-- Begin Supplied information --

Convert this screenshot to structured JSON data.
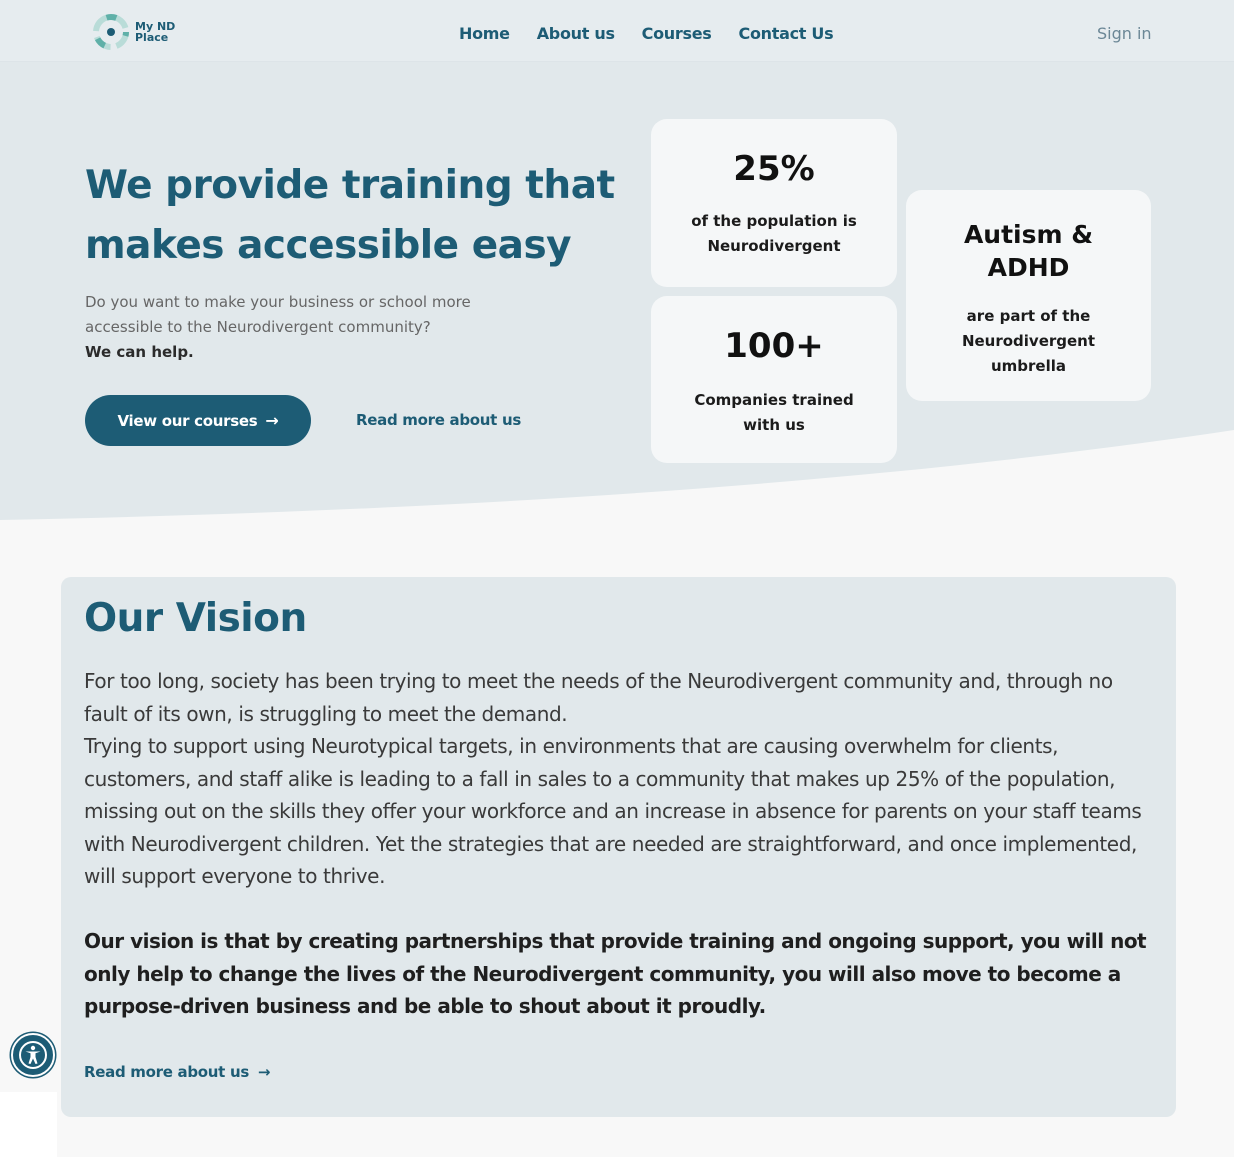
{
  "header": {
    "logo_line1": "My ND",
    "logo_line2": "Place",
    "nav": [
      "Home",
      "About us",
      "Courses",
      "Contact Us"
    ],
    "signin": "Sign in"
  },
  "hero": {
    "title_line1": "We provide training that",
    "title_line2": "makes accessible easy",
    "desc_line1": "Do you want to make your business or school more",
    "desc_line2": "accessible to the Neurodivergent community?",
    "desc_bold": "We can help.",
    "cta_label": "View our courses",
    "link_label": "Read more about us"
  },
  "stats": [
    {
      "value": "25%",
      "line1": "of the population is",
      "line2": "Neurodivergent"
    },
    {
      "value": "100+",
      "line1": "Companies trained",
      "line2": "with us"
    },
    {
      "value_line1": "Autism &",
      "value_line2": "ADHD",
      "line1": "are part of the",
      "line2": "Neurodivergent",
      "line3": "umbrella"
    }
  ],
  "vision": {
    "title": "Our Vision",
    "para1": "For too long, society has been trying to meet the needs of the Neurodivergent community and, through no fault of its own, is struggling to meet the demand.",
    "para2": "Trying to support using Neurotypical targets, in environments that are causing overwhelm for clients, customers, and staff alike is leading to a fall in sales to a community that makes up 25% of the population, missing out on the skills they offer your workforce and an increase in absence for parents on your staff teams with Neurodivergent children. Yet the strategies that are needed are straightforward, and once implemented, will support everyone to thrive.",
    "bold": "Our vision is that by creating partnerships that provide training and ongoing support, you will not only help to change the lives of the Neurodivergent community, you will also move to become a purpose-driven business and be able to shout about it proudly.",
    "link_label": "Read more about us"
  },
  "icons": {
    "logo": "logo-icon",
    "arrow": "arrow-right-icon",
    "accessibility": "accessibility-icon"
  },
  "colors": {
    "brand": "#1d5c75",
    "hero_bg": "#e1e8eb",
    "card_bg": "#f5f7f8"
  }
}
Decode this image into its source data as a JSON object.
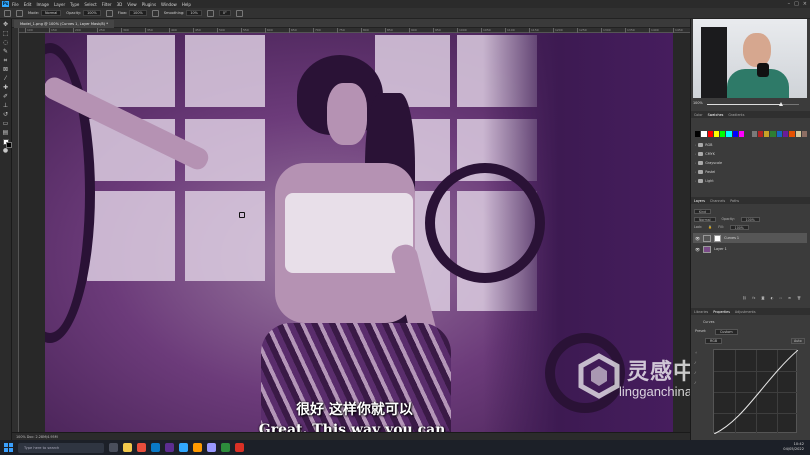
{
  "app": {
    "menus": [
      "File",
      "Edit",
      "Image",
      "Layer",
      "Type",
      "Select",
      "Filter",
      "3D",
      "View",
      "Plugins",
      "Window",
      "Help"
    ],
    "logo": "Ps"
  },
  "options_bar": {
    "mode_label": "Mode:",
    "mode_value": "Normal",
    "opacity_label": "Opacity:",
    "opacity_value": "100%",
    "flow_label": "Flow:",
    "flow_value": "100%",
    "smoothing_label": "Smoothing:",
    "smoothing_value": "10%",
    "angle_value": "0°"
  },
  "document": {
    "tab_title": "Model_1.png @ 100% (Curves 1, Layer Mask/8) *",
    "status": "100%   Doc: 2.28M/4.95M",
    "ruler_ticks": [
      "100",
      "150",
      "200",
      "250",
      "300",
      "350",
      "400",
      "450",
      "500",
      "550",
      "600",
      "650",
      "700",
      "750",
      "800",
      "850",
      "900",
      "950",
      "1000",
      "1050",
      "1100",
      "1150",
      "1200",
      "1250",
      "1300",
      "1350",
      "1400",
      "1450"
    ]
  },
  "subtitles": {
    "chinese": "很好 这样你就可以",
    "english": "Great. This way you can,"
  },
  "watermark": {
    "brand": "灵感中国",
    "url": "lingganchina.com"
  },
  "panels": {
    "navigator": {
      "zoom": "100%",
      "zoom_fraction": 0.8
    },
    "swatch_tabs": [
      "Color",
      "Swatches",
      "Gradients"
    ],
    "swatch_colors": [
      "#000000",
      "#ffffff",
      "#ff0000",
      "#ffff00",
      "#00ff00",
      "#00ffff",
      "#0000ff",
      "#ff00ff",
      "#3a3a3a",
      "#7a7a7a",
      "#b32424",
      "#c9a227",
      "#2e7d32",
      "#1565c0",
      "#6a1b9a",
      "#e65100",
      "#d4c89c",
      "#8d6e63"
    ],
    "swatch_folders": [
      "RGB",
      "CMYK",
      "Grayscale",
      "Pastel",
      "Light"
    ],
    "layers_tabs": [
      "Layers",
      "Channels",
      "Paths"
    ],
    "layers_kind": "Kind",
    "blend_mode": "Normal",
    "opacity_label": "Opacity:",
    "opacity_value": "100%",
    "lock_label": "Lock:",
    "fill_label": "Fill:",
    "fill_value": "100%",
    "layers": [
      {
        "name": "Curves 1",
        "selected": true
      },
      {
        "name": "Layer 1",
        "selected": false
      }
    ],
    "props_tabs": [
      "Libraries",
      "Properties",
      "Adjustments"
    ],
    "props_title": "Curves",
    "preset_label": "Preset:",
    "preset_value": "Custom",
    "channel_value": "RGB",
    "auto_label": "Auto"
  },
  "taskbar": {
    "search_placeholder": "Type here to search",
    "time": "10:42",
    "date": "04/05/2022"
  }
}
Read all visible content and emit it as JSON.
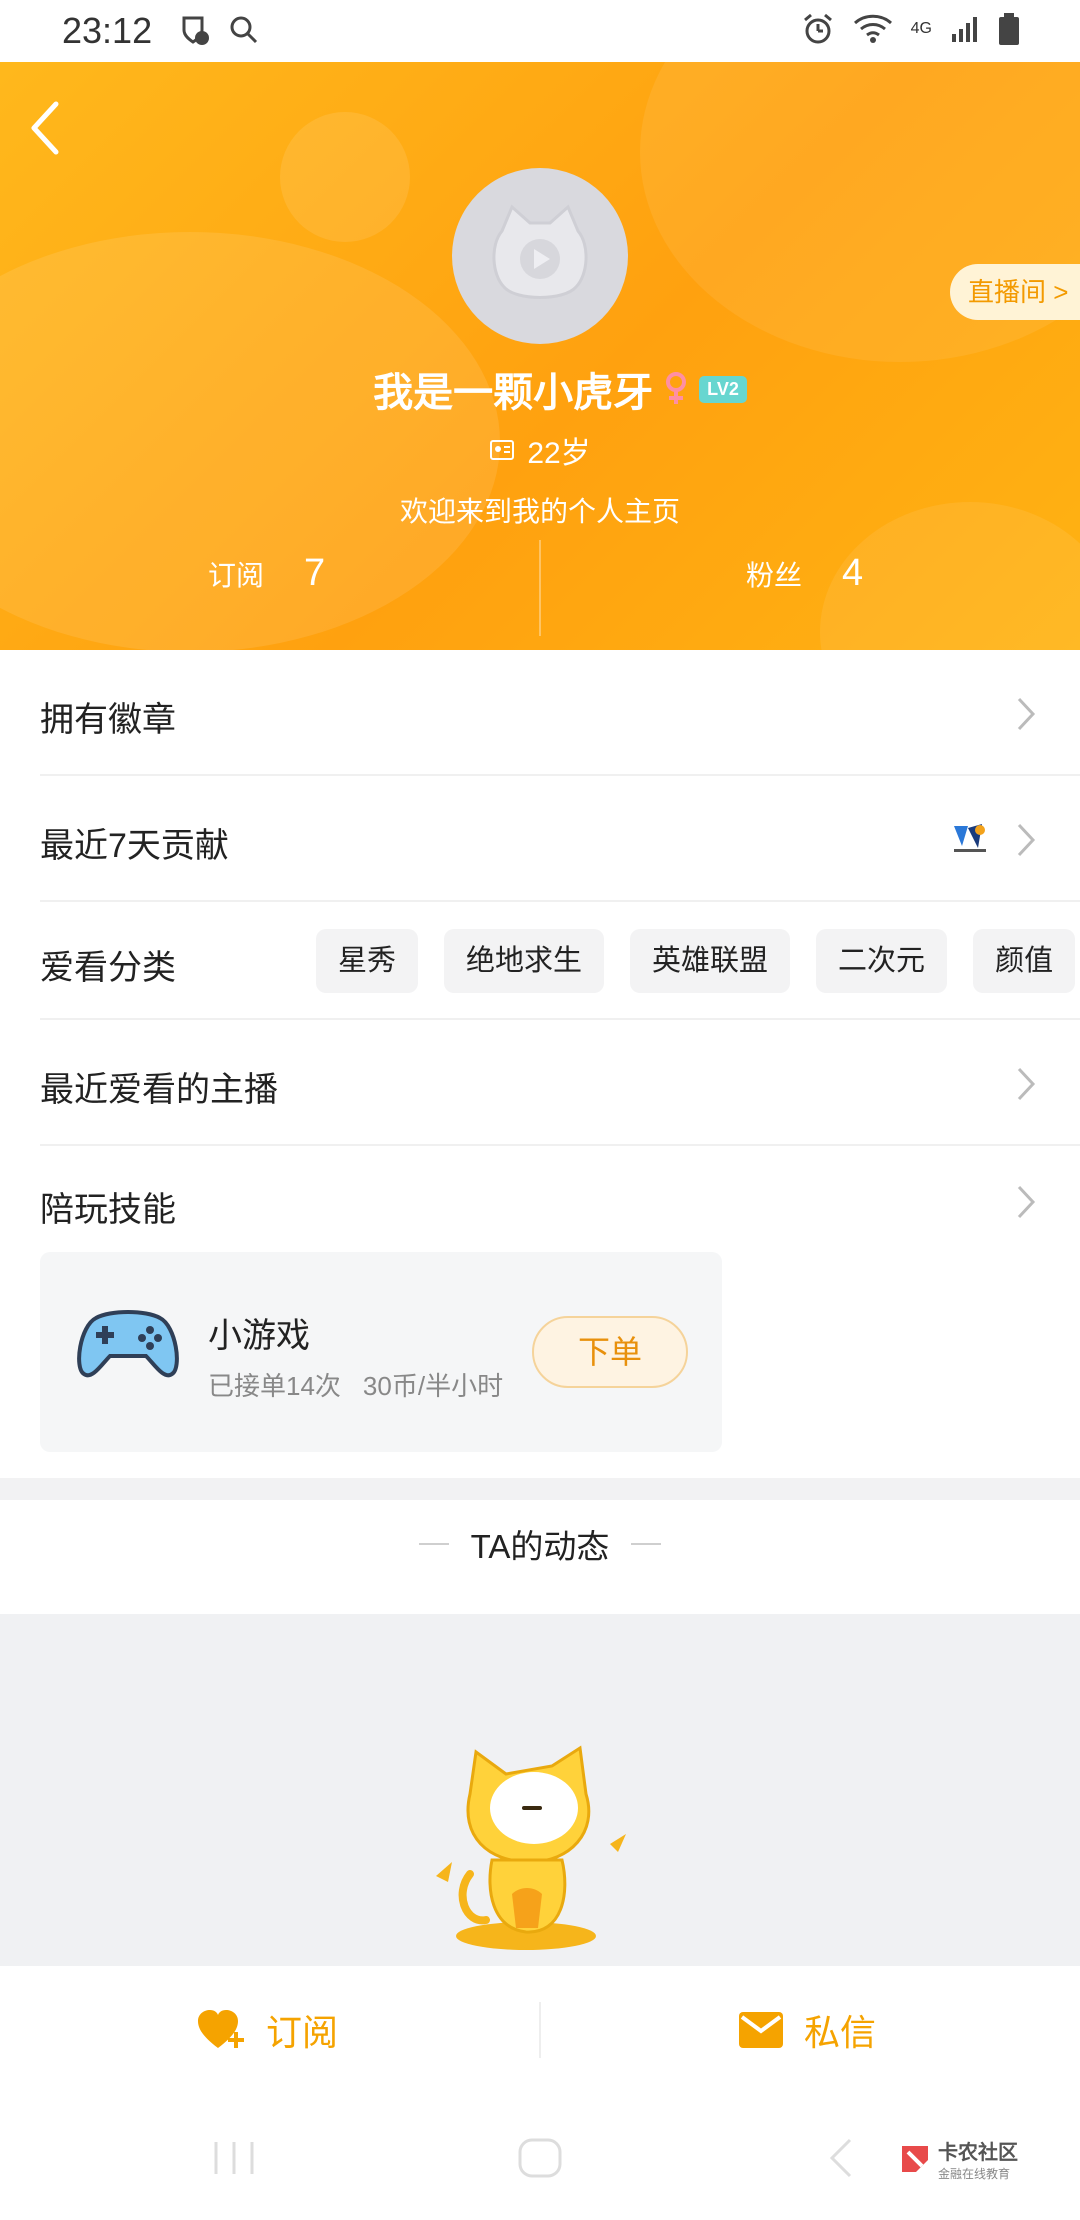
{
  "status_bar": {
    "time": "23:12",
    "network": "4G",
    "icons": [
      "shield-icon",
      "search-icon",
      "alarm-icon",
      "wifi-icon",
      "signal-icon",
      "battery-icon"
    ]
  },
  "profile": {
    "username": "我是一颗小虎牙",
    "level": "LV2",
    "gender_icon": "female-icon",
    "age": "22岁",
    "bio": "欢迎来到我的个人主页",
    "live_room_label": "直播间 >",
    "stats": {
      "subscribe_label": "订阅",
      "subscribe_count": "7",
      "fans_label": "粉丝",
      "fans_count": "4"
    }
  },
  "sections": {
    "badges": "拥有徽章",
    "contribution": "最近7天贡献",
    "categories": {
      "title": "爱看分类",
      "tags": [
        "星秀",
        "绝地求生",
        "英雄联盟",
        "二次元",
        "颜值"
      ]
    },
    "recent_anchors": "最近爱看的主播",
    "skills": "陪玩技能"
  },
  "skill_card": {
    "name": "小游戏",
    "orders": "已接单14次",
    "price": "30币/半小时",
    "order_button": "下单"
  },
  "feed": {
    "title": "TA的动态"
  },
  "bottom_actions": {
    "subscribe": "订阅",
    "message": "私信"
  },
  "watermark": {
    "title": "卡农社区",
    "subtitle": "金融在线教育"
  },
  "colors": {
    "header_orange": "#ffa10f",
    "accent": "#f5a300",
    "level_badge": "#67d6d0"
  }
}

-- End Supplied information --

Give the count of lines containing "provide", with no added text.

2